PROMPT
Looking at the data below, count the lines that contain the string "Unload". Write only the total.
────────────────────
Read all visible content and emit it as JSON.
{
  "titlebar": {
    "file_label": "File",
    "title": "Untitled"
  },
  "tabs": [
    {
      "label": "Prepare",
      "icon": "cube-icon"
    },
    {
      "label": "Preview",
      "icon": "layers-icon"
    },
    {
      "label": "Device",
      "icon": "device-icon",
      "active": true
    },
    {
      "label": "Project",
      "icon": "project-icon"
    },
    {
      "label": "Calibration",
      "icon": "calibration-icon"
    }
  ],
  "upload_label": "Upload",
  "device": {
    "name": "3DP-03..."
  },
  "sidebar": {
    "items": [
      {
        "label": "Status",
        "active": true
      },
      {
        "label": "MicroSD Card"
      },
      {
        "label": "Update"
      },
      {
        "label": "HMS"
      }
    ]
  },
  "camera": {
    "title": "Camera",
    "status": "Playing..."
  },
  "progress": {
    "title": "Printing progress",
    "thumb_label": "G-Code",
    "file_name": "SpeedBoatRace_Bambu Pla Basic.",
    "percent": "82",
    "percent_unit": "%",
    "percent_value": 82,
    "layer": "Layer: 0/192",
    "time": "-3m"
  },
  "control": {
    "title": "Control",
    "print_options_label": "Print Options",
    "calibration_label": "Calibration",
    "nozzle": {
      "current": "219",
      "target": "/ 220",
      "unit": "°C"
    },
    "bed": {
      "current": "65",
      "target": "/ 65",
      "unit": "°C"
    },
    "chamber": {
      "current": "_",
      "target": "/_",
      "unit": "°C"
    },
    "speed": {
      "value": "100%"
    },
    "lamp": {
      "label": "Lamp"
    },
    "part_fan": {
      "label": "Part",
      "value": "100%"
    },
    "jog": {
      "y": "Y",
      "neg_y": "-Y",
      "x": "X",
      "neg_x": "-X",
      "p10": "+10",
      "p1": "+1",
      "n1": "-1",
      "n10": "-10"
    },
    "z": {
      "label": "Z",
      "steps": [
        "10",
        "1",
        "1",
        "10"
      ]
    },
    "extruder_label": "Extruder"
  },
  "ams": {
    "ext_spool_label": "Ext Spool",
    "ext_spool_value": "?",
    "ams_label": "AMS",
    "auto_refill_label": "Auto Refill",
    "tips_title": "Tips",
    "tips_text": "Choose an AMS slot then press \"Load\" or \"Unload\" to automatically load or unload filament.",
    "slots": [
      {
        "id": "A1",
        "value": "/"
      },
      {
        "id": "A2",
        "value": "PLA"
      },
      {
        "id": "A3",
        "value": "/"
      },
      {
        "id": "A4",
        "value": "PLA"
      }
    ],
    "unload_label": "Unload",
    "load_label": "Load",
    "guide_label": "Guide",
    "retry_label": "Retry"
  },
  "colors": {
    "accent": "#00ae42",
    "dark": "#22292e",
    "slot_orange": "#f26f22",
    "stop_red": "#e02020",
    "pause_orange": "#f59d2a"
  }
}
────────────────────
FINISHED TASK
2